Data entries:
........
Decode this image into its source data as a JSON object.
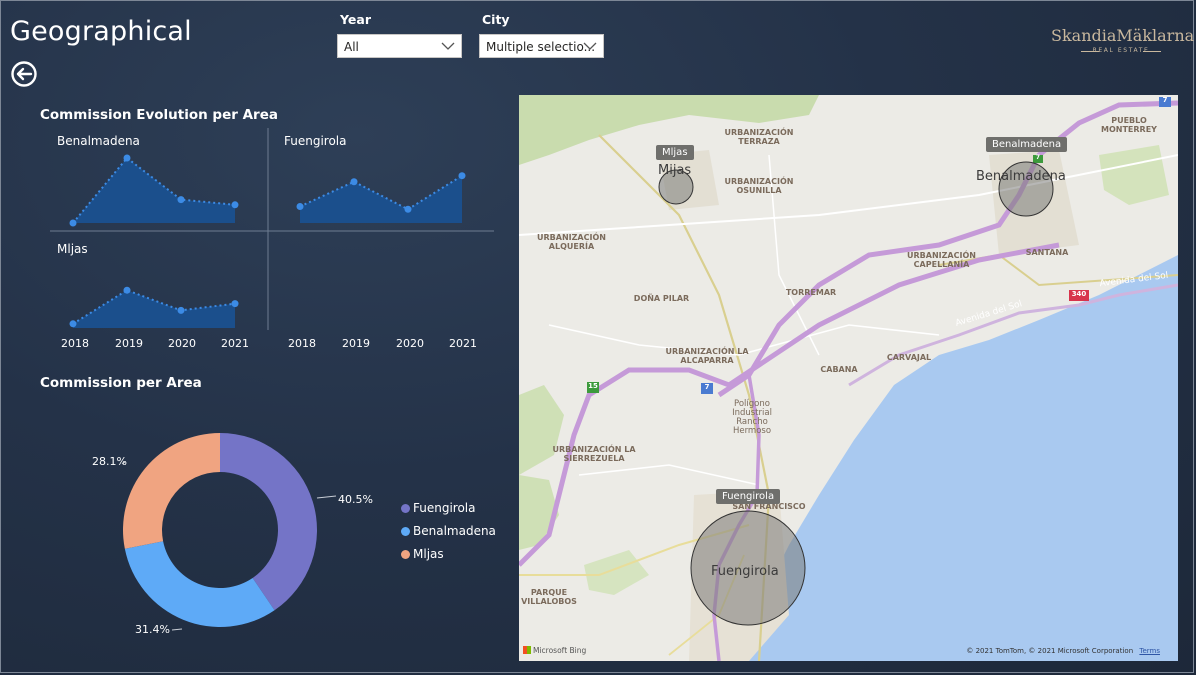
{
  "page": {
    "title": "Geographical",
    "back_icon": "back-arrow-icon"
  },
  "slicers": {
    "year": {
      "label": "Year",
      "value": "All"
    },
    "city": {
      "label": "City",
      "value": "Multiple selectio..."
    }
  },
  "logo": {
    "name": "SkandiaMäklarna",
    "subtitle": "REAL ESTATE"
  },
  "evolution": {
    "title": "Commission Evolution per Area",
    "years": [
      "2018",
      "2019",
      "2020",
      "2021"
    ],
    "panels": [
      {
        "label": "Benalmadena"
      },
      {
        "label": "Fuengirola"
      },
      {
        "label": "Mljas"
      }
    ]
  },
  "donut": {
    "title": "Commission per Area",
    "legend": [
      "Fuengirola",
      "Benalmadena",
      "Mljas"
    ]
  },
  "map": {
    "attribution": "Microsoft Bing",
    "copyright": "© 2021 TomTom, © 2021 Microsoft Corporation",
    "terms": "Terms",
    "places": [
      "URBANIZACIÓN TERRAZA",
      "URBANIZACIÓN OSUNILLA",
      "PUEBLO MONTERREY",
      "URBANIZACIÓN ALQUERÍA",
      "URBANIZACIÓN CAPELLANÍA",
      "SANTANA",
      "DOÑA PILAR",
      "TORREMAR",
      "URBANIZACIÓN LA ALCAPARRA",
      "CABANA",
      "CARVAJAL",
      "Polígono Industrial Rancho Hermoso",
      "URBANIZACIÓN LA SIERREZUELA",
      "SAN FRANCISCO",
      "PARQUE VILLALOBOS",
      "Avenida del Sol",
      "Avenida del Sol"
    ],
    "road_numbers": [
      "7",
      "340",
      "15",
      "7",
      "7"
    ],
    "bubbles": [
      {
        "tag": "Mljas",
        "label": "Mijas"
      },
      {
        "tag": "Benalmadena",
        "label": "Benalmadena"
      },
      {
        "tag": "Fuengirola",
        "label": "Fuengirola"
      }
    ]
  },
  "colors": {
    "line_blue": "#3c8be5",
    "area_blue": "#1b4f8c",
    "fuengirola": "#7474c7",
    "benalmadena": "#5eaaf7",
    "mljas": "#f0a481"
  },
  "chart_data": [
    {
      "type": "area",
      "title": "Commission Evolution per Area",
      "x": [
        "2018",
        "2019",
        "2020",
        "2021"
      ],
      "series": [
        {
          "name": "Benalmadena",
          "values": [
            0,
            100,
            36,
            28
          ]
        },
        {
          "name": "Fuengirola",
          "values": [
            30,
            75,
            25,
            86
          ]
        },
        {
          "name": "Mljas",
          "values": [
            10,
            90,
            42,
            58
          ]
        }
      ]
    },
    {
      "type": "pie",
      "title": "Commission per Area",
      "categories": [
        "Fuengirola",
        "Benalmadena",
        "Mljas"
      ],
      "values": [
        40.5,
        31.4,
        28.1
      ],
      "data_labels": [
        "40.5%",
        "31.4%",
        "28.1%"
      ],
      "legend": "right"
    }
  ]
}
........
:: WHAT NEEDS TO BE DONE ::
Give every line back word for word and leave the pictures out.

:: REPLY TO THE TASK ::
Decode this image into its source data as a JSON object.
{
  "page": {
    "title": "Geographical",
    "back_icon": "back-arrow-icon"
  },
  "slicers": {
    "year": {
      "label": "Year",
      "value": "All"
    },
    "city": {
      "label": "City",
      "value": "Multiple selectio..."
    }
  },
  "logo": {
    "name": "SkandiaMäklarna",
    "subtitle": "REAL ESTATE"
  },
  "evolution": {
    "title": "Commission Evolution per Area",
    "years": [
      "2018",
      "2019",
      "2020",
      "2021"
    ],
    "panels": [
      {
        "label": "Benalmadena"
      },
      {
        "label": "Fuengirola"
      },
      {
        "label": "Mljas"
      }
    ]
  },
  "donut": {
    "title": "Commission per Area",
    "legend": [
      "Fuengirola",
      "Benalmadena",
      "Mljas"
    ]
  },
  "map": {
    "attribution": "Microsoft Bing",
    "copyright": "© 2021 TomTom, © 2021 Microsoft Corporation",
    "terms": "Terms",
    "places": [
      "URBANIZACIÓN TERRAZA",
      "URBANIZACIÓN OSUNILLA",
      "PUEBLO MONTERREY",
      "URBANIZACIÓN ALQUERÍA",
      "URBANIZACIÓN CAPELLANÍA",
      "SANTANA",
      "DOÑA PILAR",
      "TORREMAR",
      "URBANIZACIÓN LA ALCAPARRA",
      "CABANA",
      "CARVAJAL",
      "Polígono Industrial Rancho Hermoso",
      "URBANIZACIÓN LA SIERREZUELA",
      "SAN FRANCISCO",
      "PARQUE VILLALOBOS",
      "Avenida del Sol",
      "Avenida del Sol"
    ],
    "road_numbers": [
      "7",
      "340",
      "15",
      "7",
      "7"
    ],
    "bubbles": [
      {
        "tag": "Mljas",
        "label": "Mijas"
      },
      {
        "tag": "Benalmadena",
        "label": "Benalmadena"
      },
      {
        "tag": "Fuengirola",
        "label": "Fuengirola"
      }
    ]
  },
  "colors": {
    "line_blue": "#3c8be5",
    "area_blue": "#1b4f8c",
    "fuengirola": "#7474c7",
    "benalmadena": "#5eaaf7",
    "mljas": "#f0a481"
  },
  "chart_data": [
    {
      "type": "area",
      "title": "Commission Evolution per Area",
      "x": [
        "2018",
        "2019",
        "2020",
        "2021"
      ],
      "series": [
        {
          "name": "Benalmadena",
          "values": [
            0,
            100,
            36,
            28
          ]
        },
        {
          "name": "Fuengirola",
          "values": [
            30,
            75,
            25,
            86
          ]
        },
        {
          "name": "Mljas",
          "values": [
            10,
            90,
            42,
            58
          ]
        }
      ]
    },
    {
      "type": "pie",
      "title": "Commission per Area",
      "categories": [
        "Fuengirola",
        "Benalmadena",
        "Mljas"
      ],
      "values": [
        40.5,
        31.4,
        28.1
      ],
      "data_labels": [
        "40.5%",
        "31.4%",
        "28.1%"
      ],
      "legend": "right"
    }
  ]
}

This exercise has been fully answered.